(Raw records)
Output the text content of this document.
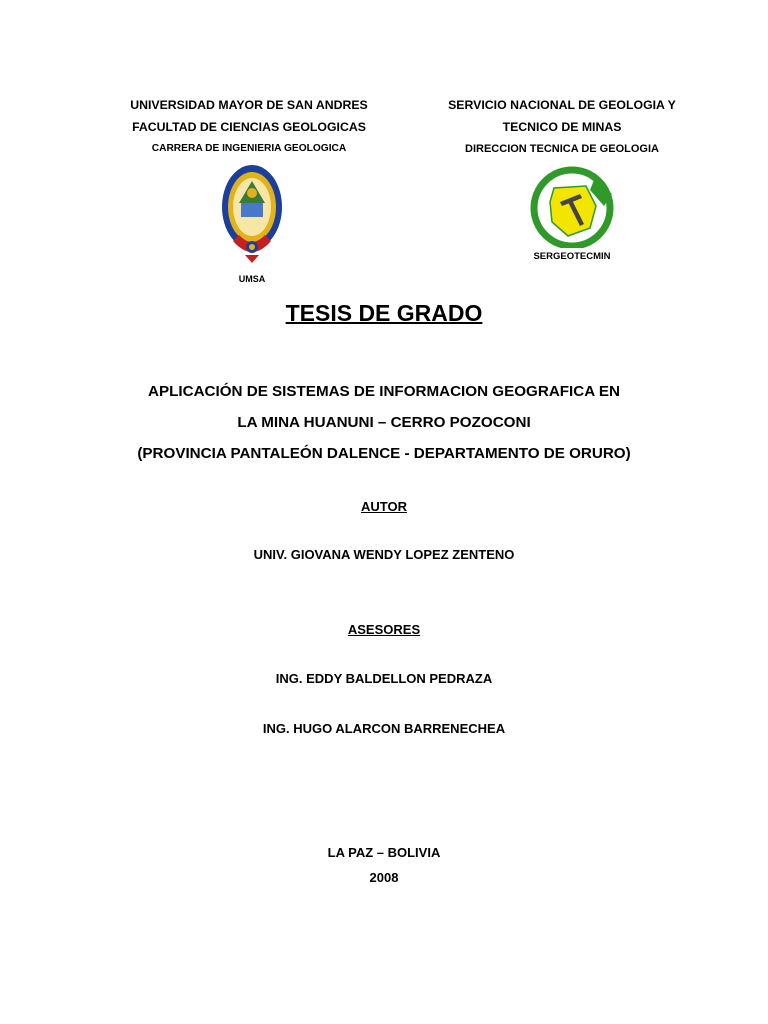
UNIVERSIDAD MAYOR DE SAN ANDRES
FACULTAD DE CIENCIAS GEOLOGICAS
CARRERA DE INGENIERIA GEOLOGICA
SERVICIO NACIONAL DE GEOLOGIA Y
TECNICO DE MINAS
DIRECCION TECNICA DE GEOLOGIA
UMSA
SERGEOTECMIN
TESIS DE GRADO
APLICACIÓN DE SISTEMAS DE INFORMACION GEOGRAFICA EN
LA MINA HUANUNI – CERRO POZOCONI
(PROVINCIA PANTALEÓN DALENCE - DEPARTAMENTO DE ORURO)
AUTOR
UNIV. GIOVANA WENDY LOPEZ ZENTENO
ASESORES
ING. EDDY BALDELLON PEDRAZA
ING. HUGO ALARCON BARRENECHEA
LA PAZ – BOLIVIA
2008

Goal:
Pull out each line of the entries that contains "GEOLOGIA".

Solution:
SERVICIO NACIONAL DE GEOLOGIA Y
DIRECCION TECNICA DE GEOLOGIA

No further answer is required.